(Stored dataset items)
++++++++++
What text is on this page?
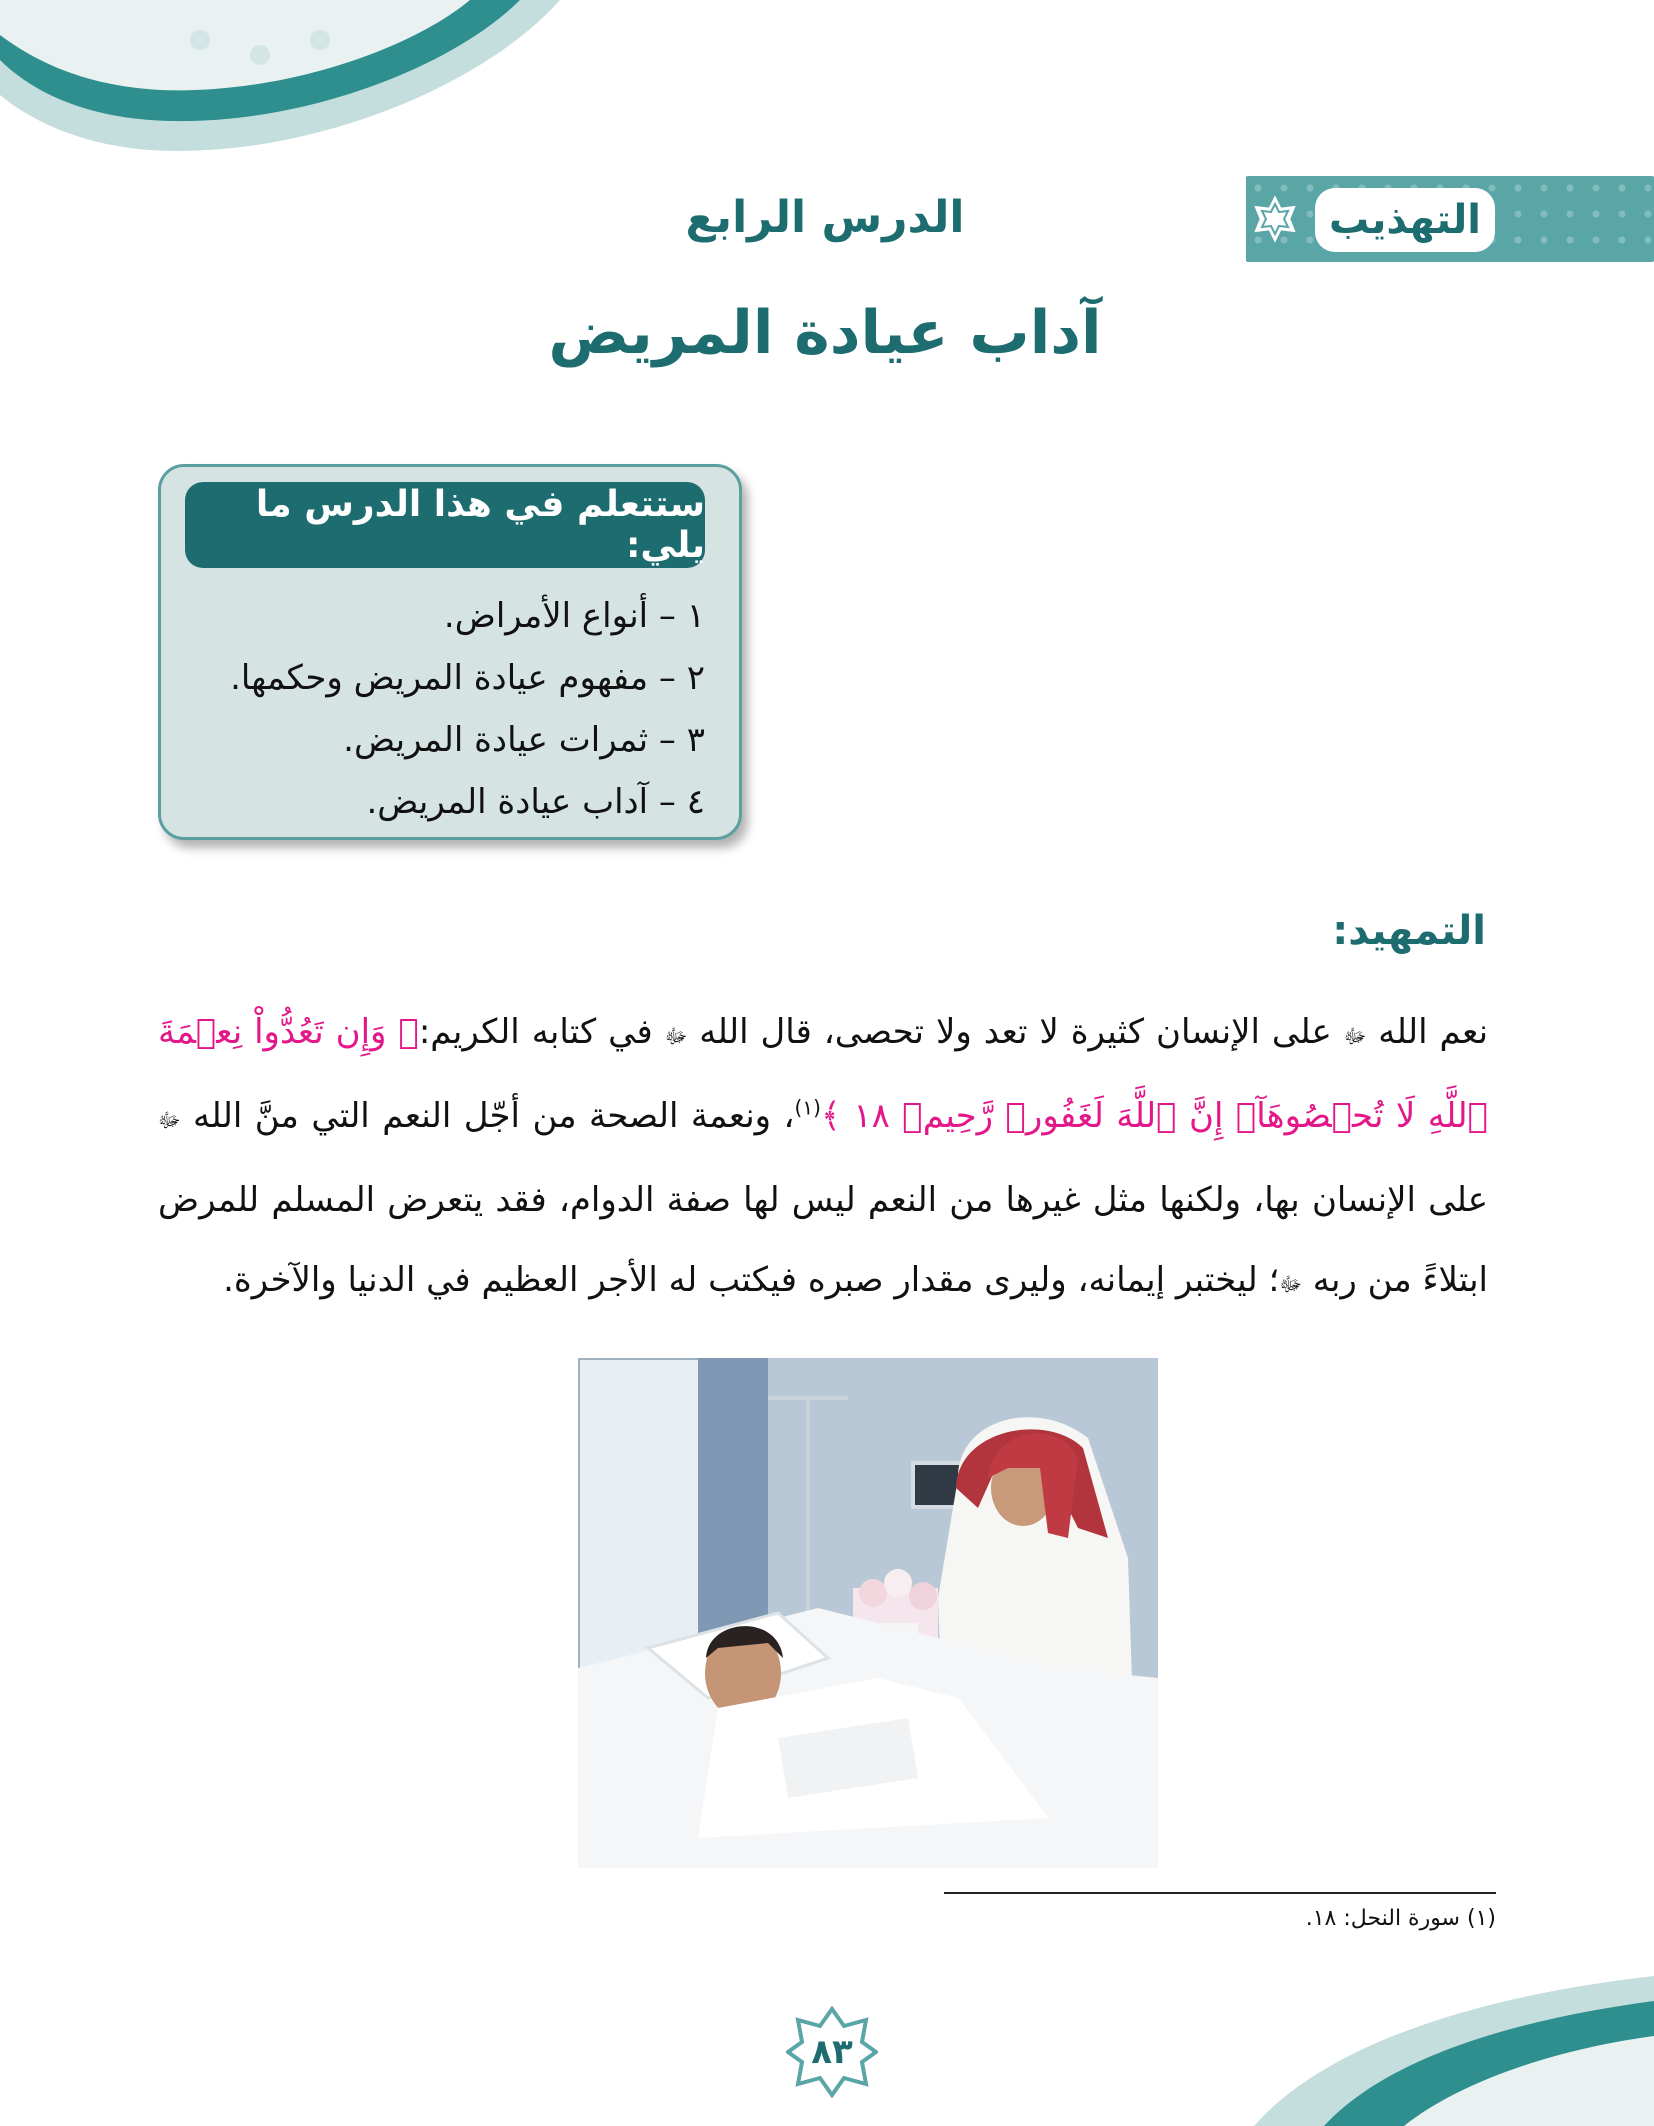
التهذيب
الدرس الرابع
آداب عيادة المريض
ستتعلم في هذا الدرس ما يلي:
١ – أنواع الأمراض.
٢ – مفهوم عيادة المريض وحكمها.
٣ – ثمرات عيادة المريض.
٤ – آداب عيادة المريض.
التمهيد:

نعم الله ﷻ على الإنسان كثيرة لا تعد ولا تحصى، قال الله ﷻ في كتابه الكريم:﴿ وَإِن تَعُدُّواْ نِعۡمَةَ ٱللَّهِ لَا تُحۡصُوهَآۗ إِنَّ ٱللَّهَ لَغَفُورٞ رَّحِيمٞ ١٨ ﴾$^{(١)}$، ونعمة الصحة من أجّل النعم التي منَّ الله ﷻ على الإنسان بها، ولكنها مثل غيرها من النعم ليس لها صفة الدوام، فقد يتعرض المسلم للمرض ابتلاءً من ربه ﷻ؛ ليختبر إيمانه، وليرى مقدار صبره فيكتب له الأجر العظيم في الدنيا والآخرة.

(١) سورة النحل: ١٨.
٨٣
++++++++++
**TO DO:** Look over the listing above. Pick out and copy every line that includes "المريض".

**COMPLETE RESPONSE:**
آداب عيادة المريض
٢ – مفهوم عيادة المريض وحكمها.
٣ – ثمرات عيادة المريض.
٤ – آداب عيادة المريض.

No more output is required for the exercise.